— Written problem —
Copy every record below, exactly as written.

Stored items
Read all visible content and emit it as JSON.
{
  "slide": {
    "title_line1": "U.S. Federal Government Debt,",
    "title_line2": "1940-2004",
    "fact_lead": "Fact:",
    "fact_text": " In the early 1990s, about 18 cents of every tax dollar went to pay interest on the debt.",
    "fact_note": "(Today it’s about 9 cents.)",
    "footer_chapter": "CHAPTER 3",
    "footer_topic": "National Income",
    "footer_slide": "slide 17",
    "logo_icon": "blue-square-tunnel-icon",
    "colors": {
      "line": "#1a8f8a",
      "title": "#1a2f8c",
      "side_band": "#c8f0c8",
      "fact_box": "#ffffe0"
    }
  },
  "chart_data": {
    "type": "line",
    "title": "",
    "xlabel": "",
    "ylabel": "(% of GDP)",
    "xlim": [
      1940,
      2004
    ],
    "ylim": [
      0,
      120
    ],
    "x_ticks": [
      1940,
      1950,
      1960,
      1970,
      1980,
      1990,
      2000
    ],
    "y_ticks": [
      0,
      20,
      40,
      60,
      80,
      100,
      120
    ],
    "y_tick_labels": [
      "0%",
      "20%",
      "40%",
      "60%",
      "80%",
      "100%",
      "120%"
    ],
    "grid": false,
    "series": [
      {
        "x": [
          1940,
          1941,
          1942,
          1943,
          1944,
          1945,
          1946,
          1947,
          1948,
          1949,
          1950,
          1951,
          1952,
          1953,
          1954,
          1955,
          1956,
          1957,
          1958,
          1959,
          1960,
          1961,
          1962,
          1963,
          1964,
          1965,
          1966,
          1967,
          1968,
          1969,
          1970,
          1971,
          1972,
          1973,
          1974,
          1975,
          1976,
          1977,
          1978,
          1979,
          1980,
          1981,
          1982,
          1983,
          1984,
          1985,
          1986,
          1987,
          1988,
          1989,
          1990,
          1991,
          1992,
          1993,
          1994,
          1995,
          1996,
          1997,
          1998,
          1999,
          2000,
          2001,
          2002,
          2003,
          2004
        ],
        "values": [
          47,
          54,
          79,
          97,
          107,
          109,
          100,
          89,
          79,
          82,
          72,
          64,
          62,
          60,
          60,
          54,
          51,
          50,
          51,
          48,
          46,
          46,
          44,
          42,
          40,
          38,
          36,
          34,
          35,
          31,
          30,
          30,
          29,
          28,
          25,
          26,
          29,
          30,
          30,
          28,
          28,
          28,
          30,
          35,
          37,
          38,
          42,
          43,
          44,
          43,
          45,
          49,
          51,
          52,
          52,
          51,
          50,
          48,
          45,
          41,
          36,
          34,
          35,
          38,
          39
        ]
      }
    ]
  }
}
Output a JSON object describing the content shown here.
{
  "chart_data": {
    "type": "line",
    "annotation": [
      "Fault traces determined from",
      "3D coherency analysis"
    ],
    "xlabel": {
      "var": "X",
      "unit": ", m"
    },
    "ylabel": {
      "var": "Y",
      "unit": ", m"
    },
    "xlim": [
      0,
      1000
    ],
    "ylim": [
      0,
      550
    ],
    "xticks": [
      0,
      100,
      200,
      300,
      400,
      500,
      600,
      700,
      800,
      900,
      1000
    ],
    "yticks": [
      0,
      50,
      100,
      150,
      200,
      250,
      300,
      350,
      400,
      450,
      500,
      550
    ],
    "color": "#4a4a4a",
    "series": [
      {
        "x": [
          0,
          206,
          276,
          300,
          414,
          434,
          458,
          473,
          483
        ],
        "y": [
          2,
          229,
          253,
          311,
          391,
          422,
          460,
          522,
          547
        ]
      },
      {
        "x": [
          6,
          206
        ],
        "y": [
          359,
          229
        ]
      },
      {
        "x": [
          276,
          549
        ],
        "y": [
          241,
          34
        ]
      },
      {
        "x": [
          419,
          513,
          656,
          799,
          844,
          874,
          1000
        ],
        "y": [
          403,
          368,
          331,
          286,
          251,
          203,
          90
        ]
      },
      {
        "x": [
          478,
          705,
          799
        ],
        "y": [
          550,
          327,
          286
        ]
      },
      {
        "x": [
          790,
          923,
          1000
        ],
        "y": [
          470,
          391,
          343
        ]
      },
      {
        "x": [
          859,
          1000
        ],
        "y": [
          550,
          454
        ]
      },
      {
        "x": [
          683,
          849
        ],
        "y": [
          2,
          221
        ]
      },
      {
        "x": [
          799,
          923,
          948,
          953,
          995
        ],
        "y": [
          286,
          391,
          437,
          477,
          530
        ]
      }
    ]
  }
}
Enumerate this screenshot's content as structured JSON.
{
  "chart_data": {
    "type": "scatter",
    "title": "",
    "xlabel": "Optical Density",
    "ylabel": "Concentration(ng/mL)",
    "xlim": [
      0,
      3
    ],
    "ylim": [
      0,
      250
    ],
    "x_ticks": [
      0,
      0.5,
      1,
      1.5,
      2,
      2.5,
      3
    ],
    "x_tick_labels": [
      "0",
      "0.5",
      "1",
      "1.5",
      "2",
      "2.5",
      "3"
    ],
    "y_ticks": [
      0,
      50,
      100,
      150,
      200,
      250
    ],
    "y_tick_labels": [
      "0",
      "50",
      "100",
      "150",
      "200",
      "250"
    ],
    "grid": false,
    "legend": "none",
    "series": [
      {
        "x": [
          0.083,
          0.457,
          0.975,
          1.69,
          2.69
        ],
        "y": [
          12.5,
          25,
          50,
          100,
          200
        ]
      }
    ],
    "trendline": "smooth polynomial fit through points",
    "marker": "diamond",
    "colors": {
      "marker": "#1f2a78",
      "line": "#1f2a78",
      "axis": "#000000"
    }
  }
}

— Completed task —
Read all visible content and emit it as JSON.
{
  "slide": {
    "title_line1": "U.S. Federal Government Debt,",
    "title_line2": "1940-2004",
    "fact_lead": "Fact:",
    "fact_text": " In the early 1990s, about 18 cents of every tax dollar went to pay interest on the debt.",
    "fact_note": "(Today it’s about 9 cents.)",
    "footer_chapter": "CHAPTER 3",
    "footer_topic": "National Income",
    "footer_slide": "slide 17",
    "logo_icon": "blue-square-tunnel-icon",
    "colors": {
      "line": "#1a8f8a",
      "title": "#1a2f8c",
      "side_band": "#c8f0c8",
      "fact_box": "#ffffe0"
    }
  },
  "chart_data": {
    "type": "line",
    "title": "",
    "xlabel": "",
    "ylabel": "(% of GDP)",
    "xlim": [
      1940,
      2004
    ],
    "ylim": [
      0,
      120
    ],
    "x_ticks": [
      1940,
      1950,
      1960,
      1970,
      1980,
      1990,
      2000
    ],
    "y_ticks": [
      0,
      20,
      40,
      60,
      80,
      100,
      120
    ],
    "y_tick_labels": [
      "0%",
      "20%",
      "40%",
      "60%",
      "80%",
      "100%",
      "120%"
    ],
    "grid": false,
    "series": [
      {
        "x": [
          1940,
          1941,
          1942,
          1943,
          1944,
          1945,
          1946,
          1947,
          1948,
          1949,
          1950,
          1951,
          1952,
          1953,
          1954,
          1955,
          1956,
          1957,
          1958,
          1959,
          1960,
          1961,
          1962,
          1963,
          1964,
          1965,
          1966,
          1967,
          1968,
          1969,
          1970,
          1971,
          1972,
          1973,
          1974,
          1975,
          1976,
          1977,
          1978,
          1979,
          1980,
          1981,
          1982,
          1983,
          1984,
          1985,
          1986,
          1987,
          1988,
          1989,
          1990,
          1991,
          1992,
          1993,
          1994,
          1995,
          1996,
          1997,
          1998,
          1999,
          2000,
          2001,
          2002,
          2003,
          2004
        ],
        "values": [
          47,
          54,
          79,
          97,
          107,
          109,
          100,
          89,
          79,
          82,
          72,
          64,
          62,
          60,
          60,
          54,
          51,
          50,
          51,
          48,
          46,
          46,
          44,
          42,
          40,
          38,
          36,
          34,
          35,
          31,
          30,
          30,
          29,
          28,
          25,
          26,
          29,
          30,
          30,
          28,
          28,
          28,
          30,
          35,
          37,
          38,
          42,
          43,
          44,
          43,
          45,
          49,
          51,
          52,
          52,
          51,
          50,
          48,
          45,
          41,
          36,
          34,
          35,
          38,
          39
        ]
      }
    ]
  }
}
Output a JSON object describing the content shown here.
{
  "chart_data": {
    "type": "line",
    "annotation": [
      "Fault traces determined from",
      "3D coherency analysis"
    ],
    "xlabel": {
      "var": "X",
      "unit": ", m"
    },
    "ylabel": {
      "var": "Y",
      "unit": ", m"
    },
    "xlim": [
      0,
      1000
    ],
    "ylim": [
      0,
      550
    ],
    "xticks": [
      0,
      100,
      200,
      300,
      400,
      500,
      600,
      700,
      800,
      900,
      1000
    ],
    "yticks": [
      0,
      50,
      100,
      150,
      200,
      250,
      300,
      350,
      400,
      450,
      500,
      550
    ],
    "color": "#4a4a4a",
    "series": [
      {
        "x": [
          0,
          206,
          276,
          300,
          414,
          434,
          458,
          473,
          483
        ],
        "y": [
          2,
          229,
          253,
          311,
          391,
          422,
          460,
          522,
          547
        ]
      },
      {
        "x": [
          6,
          206
        ],
        "y": [
          359,
          229
        ]
      },
      {
        "x": [
          276,
          549
        ],
        "y": [
          241,
          34
        ]
      },
      {
        "x": [
          419,
          513,
          656,
          799,
          844,
          874,
          1000
        ],
        "y": [
          403,
          368,
          331,
          286,
          251,
          203,
          90
        ]
      },
      {
        "x": [
          478,
          705,
          799
        ],
        "y": [
          550,
          327,
          286
        ]
      },
      {
        "x": [
          790,
          923,
          1000
        ],
        "y": [
          470,
          391,
          343
        ]
      },
      {
        "x": [
          859,
          1000
        ],
        "y": [
          550,
          454
        ]
      },
      {
        "x": [
          683,
          849
        ],
        "y": [
          2,
          221
        ]
      },
      {
        "x": [
          799,
          923,
          948,
          953,
          995
        ],
        "y": [
          286,
          391,
          437,
          477,
          530
        ]
      }
    ]
  }
}
Enumerate this screenshot's content as structured JSON.
{
  "chart_data": {
    "type": "scatter",
    "title": "",
    "xlabel": "Optical Density",
    "ylabel": "Concentration(ng/mL)",
    "xlim": [
      0,
      3
    ],
    "ylim": [
      0,
      250
    ],
    "x_ticks": [
      0,
      0.5,
      1,
      1.5,
      2,
      2.5,
      3
    ],
    "x_tick_labels": [
      "0",
      "0.5",
      "1",
      "1.5",
      "2",
      "2.5",
      "3"
    ],
    "y_ticks": [
      0,
      50,
      100,
      150,
      200,
      250
    ],
    "y_tick_labels": [
      "0",
      "50",
      "100",
      "150",
      "200",
      "250"
    ],
    "grid": false,
    "legend": "none",
    "series": [
      {
        "x": [
          0.083,
          0.457,
          0.975,
          1.69,
          2.69
        ],
        "y": [
          12.5,
          25,
          50,
          100,
          200
        ]
      }
    ],
    "trendline": "smooth polynomial fit through points",
    "marker": "diamond",
    "colors": {
      "marker": "#1f2a78",
      "line": "#1f2a78",
      "axis": "#000000"
    }
  }
}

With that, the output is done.